# Work to do
Would you transcribe the listing that follows, character for character, and omit its images?
***** Material provided *****
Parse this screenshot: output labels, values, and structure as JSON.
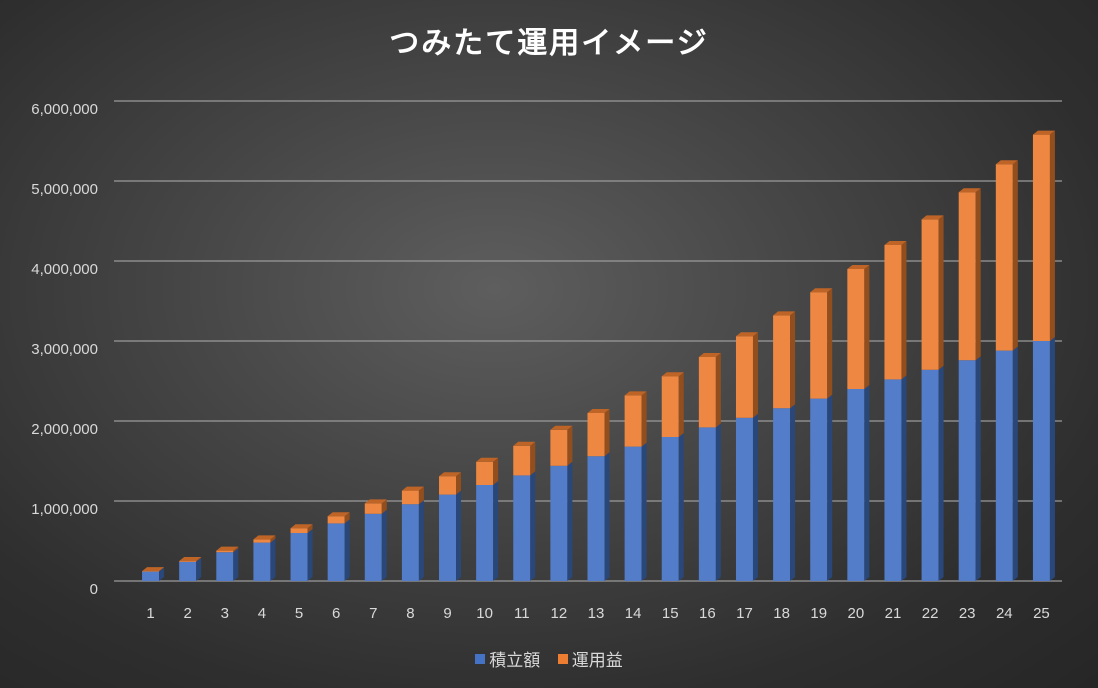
{
  "chart_data": {
    "type": "bar",
    "stacked": true,
    "style": "3d-column",
    "title": "つみたて運用イメージ",
    "xlabel": "",
    "ylabel": "",
    "ylim": [
      0,
      6000000
    ],
    "yticks": [
      0,
      1000000,
      2000000,
      3000000,
      4000000,
      5000000,
      6000000
    ],
    "ytick_labels": [
      "0",
      "1,000,000",
      "2,000,000",
      "3,000,000",
      "4,000,000",
      "5,000,000",
      "6,000,000"
    ],
    "grid": true,
    "legend_position": "bottom",
    "categories": [
      "1",
      "2",
      "3",
      "4",
      "5",
      "6",
      "7",
      "8",
      "9",
      "10",
      "11",
      "12",
      "13",
      "14",
      "15",
      "16",
      "17",
      "18",
      "19",
      "20",
      "21",
      "22",
      "23",
      "24",
      "25"
    ],
    "series": [
      {
        "name": "積立額",
        "color": "#4472C4",
        "values": [
          120000,
          240000,
          360000,
          480000,
          600000,
          720000,
          840000,
          960000,
          1080000,
          1200000,
          1320000,
          1440000,
          1560000,
          1680000,
          1800000,
          1920000,
          2040000,
          2160000,
          2280000,
          2400000,
          2520000,
          2640000,
          2760000,
          2880000,
          3000000
        ]
      },
      {
        "name": "運用益",
        "color": "#ED7D31",
        "values": [
          3000,
          10000,
          20000,
          40000,
          60000,
          90000,
          130000,
          170000,
          230000,
          290000,
          370000,
          450000,
          540000,
          640000,
          760000,
          880000,
          1020000,
          1160000,
          1330000,
          1500000,
          1680000,
          1880000,
          2100000,
          2330000,
          2580000
        ]
      }
    ]
  }
}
*****
# Exercise output
Parse this screenshot: output labels, values, and structure as JSON.
{
  "chart_data": {
    "type": "bar",
    "stacked": true,
    "style": "3d-column",
    "title": "つみたて運用イメージ",
    "xlabel": "",
    "ylabel": "",
    "ylim": [
      0,
      6000000
    ],
    "yticks": [
      0,
      1000000,
      2000000,
      3000000,
      4000000,
      5000000,
      6000000
    ],
    "ytick_labels": [
      "0",
      "1,000,000",
      "2,000,000",
      "3,000,000",
      "4,000,000",
      "5,000,000",
      "6,000,000"
    ],
    "grid": true,
    "legend_position": "bottom",
    "categories": [
      "1",
      "2",
      "3",
      "4",
      "5",
      "6",
      "7",
      "8",
      "9",
      "10",
      "11",
      "12",
      "13",
      "14",
      "15",
      "16",
      "17",
      "18",
      "19",
      "20",
      "21",
      "22",
      "23",
      "24",
      "25"
    ],
    "series": [
      {
        "name": "積立額",
        "color": "#4472C4",
        "values": [
          120000,
          240000,
          360000,
          480000,
          600000,
          720000,
          840000,
          960000,
          1080000,
          1200000,
          1320000,
          1440000,
          1560000,
          1680000,
          1800000,
          1920000,
          2040000,
          2160000,
          2280000,
          2400000,
          2520000,
          2640000,
          2760000,
          2880000,
          3000000
        ]
      },
      {
        "name": "運用益",
        "color": "#ED7D31",
        "values": [
          3000,
          10000,
          20000,
          40000,
          60000,
          90000,
          130000,
          170000,
          230000,
          290000,
          370000,
          450000,
          540000,
          640000,
          760000,
          880000,
          1020000,
          1160000,
          1330000,
          1500000,
          1680000,
          1880000,
          2100000,
          2330000,
          2580000
        ]
      }
    ]
  }
}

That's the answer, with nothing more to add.